INPUT MATERIAL:
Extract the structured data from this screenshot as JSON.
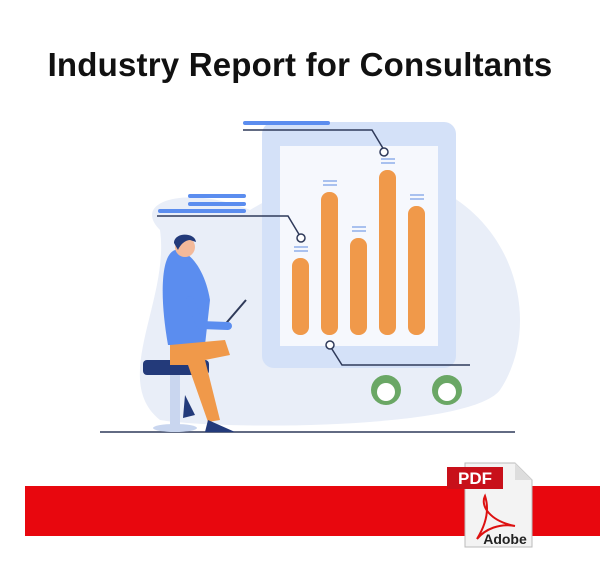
{
  "title": "Industry Report for Consultants",
  "pdf_icon": {
    "badge": "PDF",
    "brand": "Adobe"
  },
  "colors": {
    "band": "#e8070e",
    "bars": "#f0994a",
    "blob": "#e9eef8",
    "accent": "#5b8def",
    "shirt": "#5b8def",
    "gauge": "#6aa765"
  }
}
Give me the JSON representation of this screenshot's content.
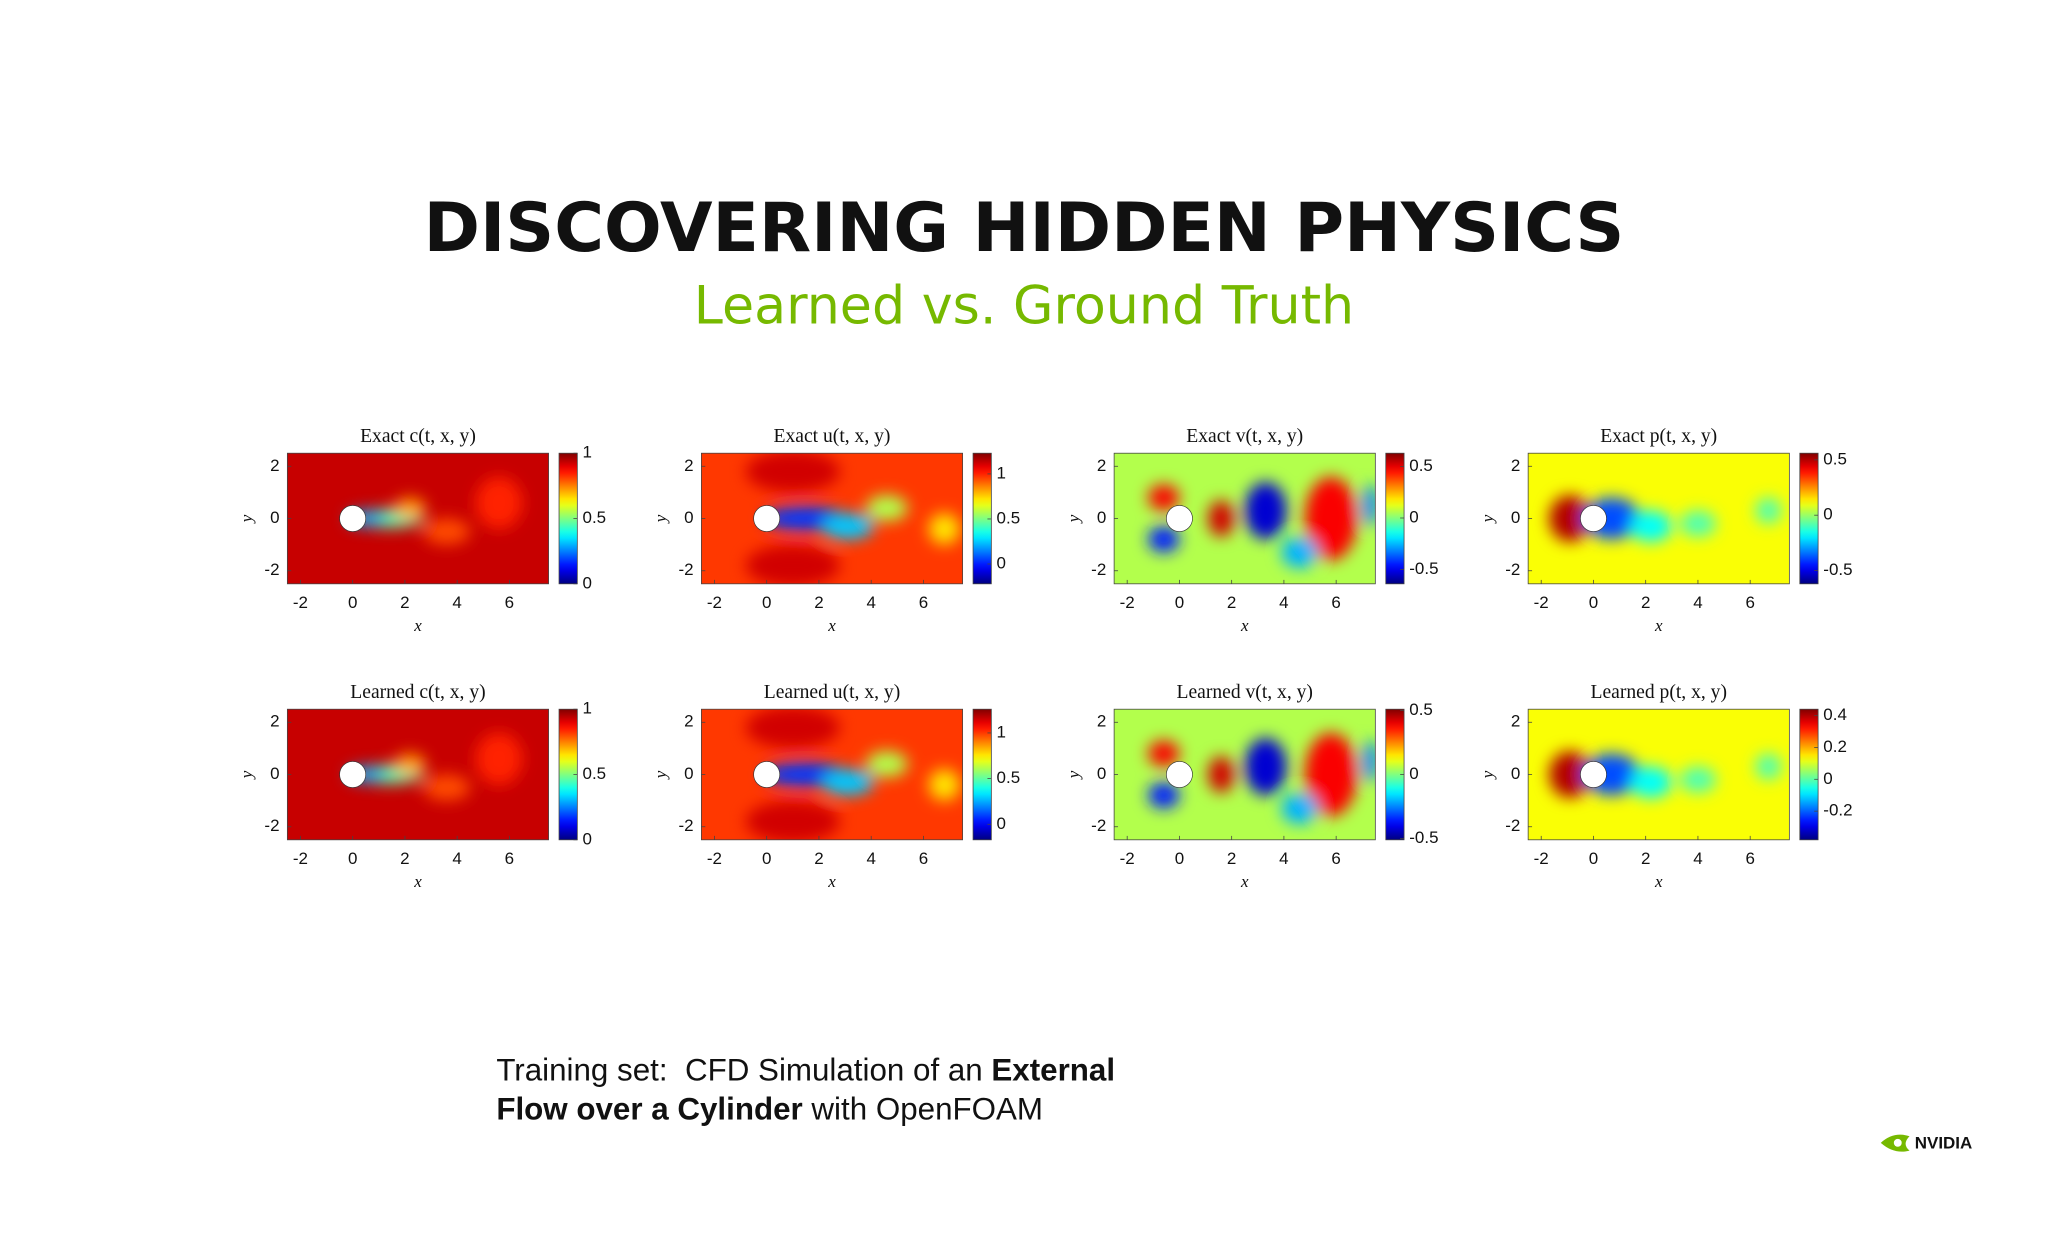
{
  "header": {
    "title": "DISCOVERING HIDDEN PHYSICS",
    "subtitle": "Learned vs. Ground Truth"
  },
  "chart_data": [
    {
      "type": "heatmap",
      "title": "Exact c(t, x, y)",
      "xlabel": "x",
      "ylabel": "y",
      "xlim": [
        -2.5,
        7.5
      ],
      "ylim": [
        -2.5,
        2.5
      ],
      "xticks": [
        -2,
        0,
        2,
        4,
        6
      ],
      "yticks": [
        -2,
        0,
        2
      ],
      "clim": [
        0,
        1
      ],
      "cticks": [
        0,
        0.5,
        1
      ]
    },
    {
      "type": "heatmap",
      "title": "Exact u(t, x, y)",
      "xlabel": "x",
      "ylabel": "y",
      "xlim": [
        -2.5,
        7.5
      ],
      "ylim": [
        -2.5,
        2.5
      ],
      "xticks": [
        -2,
        0,
        2,
        4,
        6
      ],
      "yticks": [
        -2,
        0,
        2
      ],
      "clim": [
        -0.22,
        1.23
      ],
      "cticks": [
        0,
        0.5,
        1
      ]
    },
    {
      "type": "heatmap",
      "title": "Exact v(t, x, y)",
      "xlabel": "x",
      "ylabel": "y",
      "xlim": [
        -2.5,
        7.5
      ],
      "ylim": [
        -2.5,
        2.5
      ],
      "xticks": [
        -2,
        0,
        2,
        4,
        6
      ],
      "yticks": [
        -2,
        0,
        2
      ],
      "clim": [
        -0.64,
        0.63
      ],
      "cticks": [
        -0.5,
        0,
        0.5
      ]
    },
    {
      "type": "heatmap",
      "title": "Exact p(t, x, y)",
      "xlabel": "x",
      "ylabel": "y",
      "xlim": [
        -2.5,
        7.5
      ],
      "ylim": [
        -2.5,
        2.5
      ],
      "xticks": [
        -2,
        0,
        2,
        4,
        6
      ],
      "yticks": [
        -2,
        0,
        2
      ],
      "clim": [
        -0.62,
        0.56
      ],
      "cticks": [
        -0.5,
        0,
        0.5
      ]
    },
    {
      "type": "heatmap",
      "title": "Learned c(t, x, y)",
      "xlabel": "x",
      "ylabel": "y",
      "xlim": [
        -2.5,
        7.5
      ],
      "ylim": [
        -2.5,
        2.5
      ],
      "xticks": [
        -2,
        0,
        2,
        4,
        6
      ],
      "yticks": [
        -2,
        0,
        2
      ],
      "clim": [
        0,
        1
      ],
      "cticks": [
        0,
        0.5,
        1
      ]
    },
    {
      "type": "heatmap",
      "title": "Learned u(t, x, y)",
      "xlabel": "x",
      "ylabel": "y",
      "xlim": [
        -2.5,
        7.5
      ],
      "ylim": [
        -2.5,
        2.5
      ],
      "xticks": [
        -2,
        0,
        2,
        4,
        6
      ],
      "yticks": [
        -2,
        0,
        2
      ],
      "clim": [
        -0.17,
        1.26
      ],
      "cticks": [
        0,
        0.5,
        1
      ]
    },
    {
      "type": "heatmap",
      "title": "Learned v(t, x, y)",
      "xlabel": "x",
      "ylabel": "y",
      "xlim": [
        -2.5,
        7.5
      ],
      "ylim": [
        -2.5,
        2.5
      ],
      "xticks": [
        -2,
        0,
        2,
        4,
        6
      ],
      "yticks": [
        -2,
        0,
        2
      ],
      "clim": [
        -0.51,
        0.51
      ],
      "cticks": [
        -0.5,
        0,
        0.5
      ]
    },
    {
      "type": "heatmap",
      "title": "Learned p(t, x, y)",
      "xlabel": "x",
      "ylabel": "y",
      "xlim": [
        -2.5,
        7.5
      ],
      "ylim": [
        -2.5,
        2.5
      ],
      "xticks": [
        -2,
        0,
        2,
        4,
        6
      ],
      "yticks": [
        -2,
        0,
        2
      ],
      "clim": [
        -0.38,
        0.44
      ],
      "cticks": [
        -0.2,
        0,
        0.2,
        0.4
      ]
    }
  ],
  "caption": {
    "lines": [
      [
        "Training set:  CFD Simulation of an ",
        "External"
      ],
      [
        "Flow over a Cylinder",
        " with OpenFOAM"
      ]
    ]
  },
  "logo": {
    "text": "NVIDIA"
  }
}
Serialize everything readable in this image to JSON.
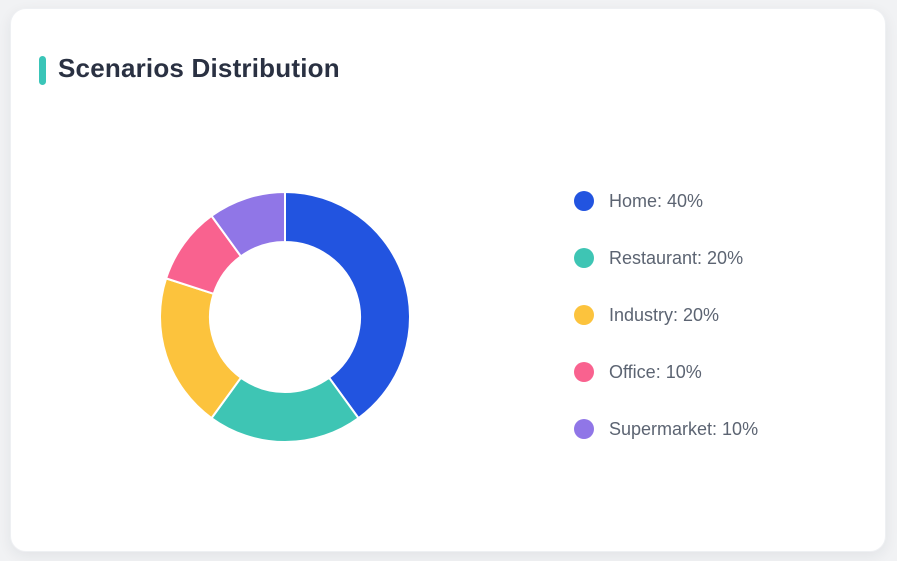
{
  "page": {
    "background": "#f1f2f4"
  },
  "card": {
    "title": "Scenarios Distribution",
    "accent_color": "#3ac5b8",
    "background": "#ffffff"
  },
  "chart_data": {
    "type": "pie",
    "title": "Scenarios Distribution",
    "donut": true,
    "start_angle_deg": 0,
    "direction": "clockwise",
    "inner_radius_ratio": 0.6,
    "legend_position": "right",
    "unit": "%",
    "categories": [
      "Home",
      "Restaurant",
      "Industry",
      "Office",
      "Supermarket"
    ],
    "values": [
      40,
      20,
      20,
      10,
      10
    ],
    "colors": [
      "#2254e0",
      "#3ec5b4",
      "#fcc33d",
      "#f9628f",
      "#9076e7"
    ],
    "legend_labels": [
      "Home: 40%",
      "Restaurant: 20%",
      "Industry: 20%",
      "Office: 10%",
      "Supermarket: 10%"
    ]
  }
}
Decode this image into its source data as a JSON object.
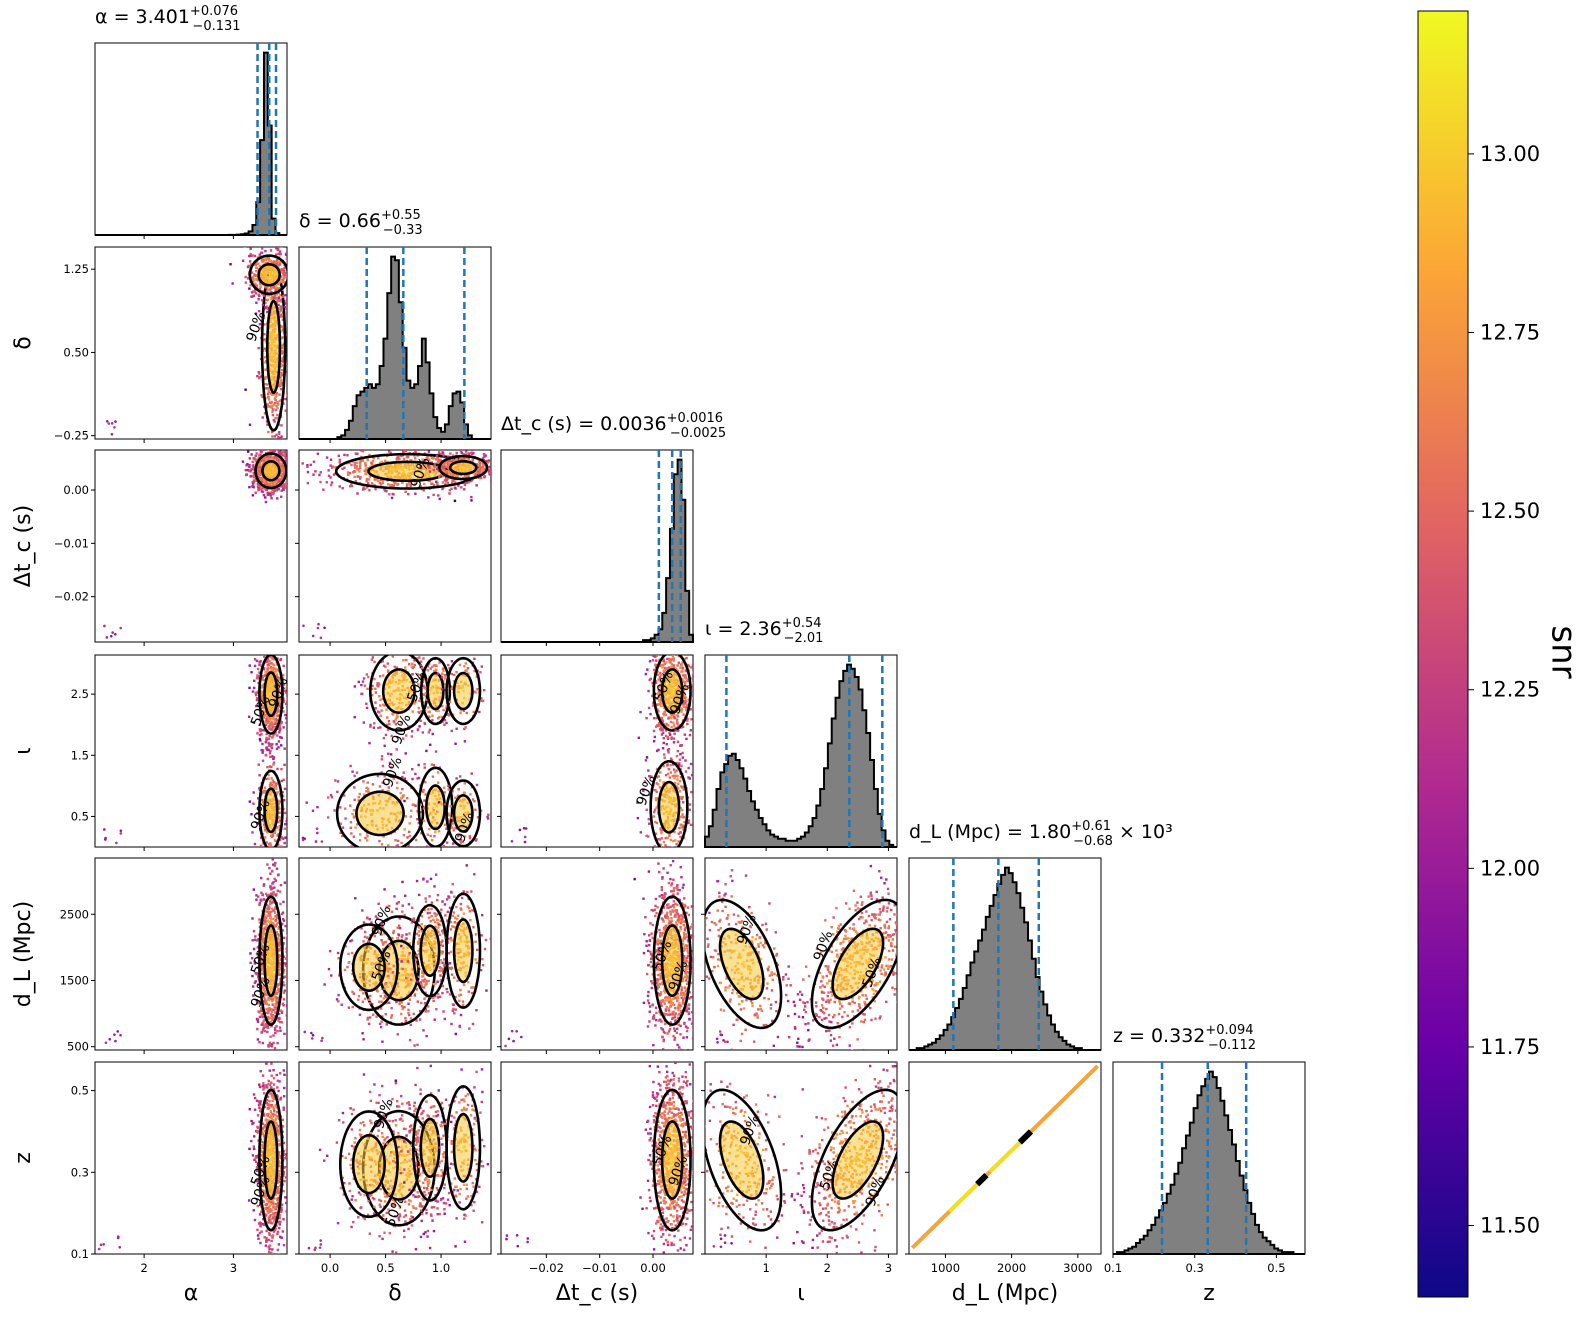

EXERCISE REQUIREMENTS: Take the listing above and restate it word for word, without its pictures.

THE ANSWER:
Extract the structured data from this screenshot as JSON.
{
  "title": "Industry Report for Consultants",
  "pdf_icon": {
    "badge": "PDF",
    "brand": "Adobe"
  },
  "colors": {
    "band": "#e8070e",
    "bars": "#f0994a",
    "blob": "#e9eef8",
    "accent": "#5b8def",
    "shirt": "#5b8def",
    "gauge": "#6aa765"
  }
}
Give me the JSON representation of this screenshot's content.
{
  "header": {
    "title": "DISCOVERING HIDDEN PHYSICS",
    "subtitle": "Learned vs. Ground Truth"
  },
  "chart_data": [
    {
      "type": "heatmap",
      "title": "Exact c(t, x, y)",
      "xlabel": "x",
      "ylabel": "y",
      "xlim": [
        -2.5,
        7.5
      ],
      "ylim": [
        -2.5,
        2.5
      ],
      "xticks": [
        -2,
        0,
        2,
        4,
        6
      ],
      "yticks": [
        -2,
        0,
        2
      ],
      "clim": [
        0,
        1
      ],
      "cticks": [
        0,
        0.5,
        1
      ]
    },
    {
      "type": "heatmap",
      "title": "Exact u(t, x, y)",
      "xlabel": "x",
      "ylabel": "y",
      "xlim": [
        -2.5,
        7.5
      ],
      "ylim": [
        -2.5,
        2.5
      ],
      "xticks": [
        -2,
        0,
        2,
        4,
        6
      ],
      "yticks": [
        -2,
        0,
        2
      ],
      "clim": [
        -0.22,
        1.23
      ],
      "cticks": [
        0,
        0.5,
        1
      ]
    },
    {
      "type": "heatmap",
      "title": "Exact v(t, x, y)",
      "xlabel": "x",
      "ylabel": "y",
      "xlim": [
        -2.5,
        7.5
      ],
      "ylim": [
        -2.5,
        2.5
      ],
      "xticks": [
        -2,
        0,
        2,
        4,
        6
      ],
      "yticks": [
        -2,
        0,
        2
      ],
      "clim": [
        -0.64,
        0.63
      ],
      "cticks": [
        -0.5,
        0,
        0.5
      ]
    },
    {
      "type": "heatmap",
      "title": "Exact p(t, x, y)",
      "xlabel": "x",
      "ylabel": "y",
      "xlim": [
        -2.5,
        7.5
      ],
      "ylim": [
        -2.5,
        2.5
      ],
      "xticks": [
        -2,
        0,
        2,
        4,
        6
      ],
      "yticks": [
        -2,
        0,
        2
      ],
      "clim": [
        -0.62,
        0.56
      ],
      "cticks": [
        -0.5,
        0,
        0.5
      ]
    },
    {
      "type": "heatmap",
      "title": "Learned c(t, x, y)",
      "xlabel": "x",
      "ylabel": "y",
      "xlim": [
        -2.5,
        7.5
      ],
      "ylim": [
        -2.5,
        2.5
      ],
      "xticks": [
        -2,
        0,
        2,
        4,
        6
      ],
      "yticks": [
        -2,
        0,
        2
      ],
      "clim": [
        0,
        1
      ],
      "cticks": [
        0,
        0.5,
        1
      ]
    },
    {
      "type": "heatmap",
      "title": "Learned u(t, x, y)",
      "xlabel": "x",
      "ylabel": "y",
      "xlim": [
        -2.5,
        7.5
      ],
      "ylim": [
        -2.5,
        2.5
      ],
      "xticks": [
        -2,
        0,
        2,
        4,
        6
      ],
      "yticks": [
        -2,
        0,
        2
      ],
      "clim": [
        -0.17,
        1.26
      ],
      "cticks": [
        0,
        0.5,
        1
      ]
    },
    {
      "type": "heatmap",
      "title": "Learned v(t, x, y)",
      "xlabel": "x",
      "ylabel": "y",
      "xlim": [
        -2.5,
        7.5
      ],
      "ylim": [
        -2.5,
        2.5
      ],
      "xticks": [
        -2,
        0,
        2,
        4,
        6
      ],
      "yticks": [
        -2,
        0,
        2
      ],
      "clim": [
        -0.51,
        0.51
      ],
      "cticks": [
        -0.5,
        0,
        0.5
      ]
    },
    {
      "type": "heatmap",
      "title": "Learned p(t, x, y)",
      "xlabel": "x",
      "ylabel": "y",
      "xlim": [
        -2.5,
        7.5
      ],
      "ylim": [
        -2.5,
        2.5
      ],
      "xticks": [
        -2,
        0,
        2,
        4,
        6
      ],
      "yticks": [
        -2,
        0,
        2
      ],
      "clim": [
        -0.38,
        0.44
      ],
      "cticks": [
        -0.2,
        0,
        0.2,
        0.4
      ]
    }
  ],
  "caption": {
    "lines": [
      [
        "Training set:  CFD Simulation of an ",
        "External"
      ],
      [
        "Flow over a Cylinder",
        " with OpenFOAM"
      ]
    ]
  },
  "logo": {
    "text": "NVIDIA"
  }
}
Serialize everything readable in this image to JSON.
{
  "page": {
    "background": "#f1f2f4"
  },
  "card": {
    "title": "Scenarios Distribution",
    "accent_color": "#3ac5b8",
    "background": "#ffffff"
  },
  "chart_data": {
    "type": "pie",
    "title": "Scenarios Distribution",
    "donut": true,
    "start_angle_deg": 0,
    "direction": "clockwise",
    "inner_radius_ratio": 0.6,
    "legend_position": "right",
    "unit": "%",
    "categories": [
      "Home",
      "Restaurant",
      "Industry",
      "Office",
      "Supermarket"
    ],
    "values": [
      40,
      20,
      20,
      10,
      10
    ],
    "colors": [
      "#2254e0",
      "#3ec5b4",
      "#fcc33d",
      "#f9628f",
      "#9076e7"
    ],
    "legend_labels": [
      "Home: 40%",
      "Restaurant: 20%",
      "Industry: 20%",
      "Office: 10%",
      "Supermarket: 10%"
    ]
  }
}
Decode this image into its source data as a JSON object.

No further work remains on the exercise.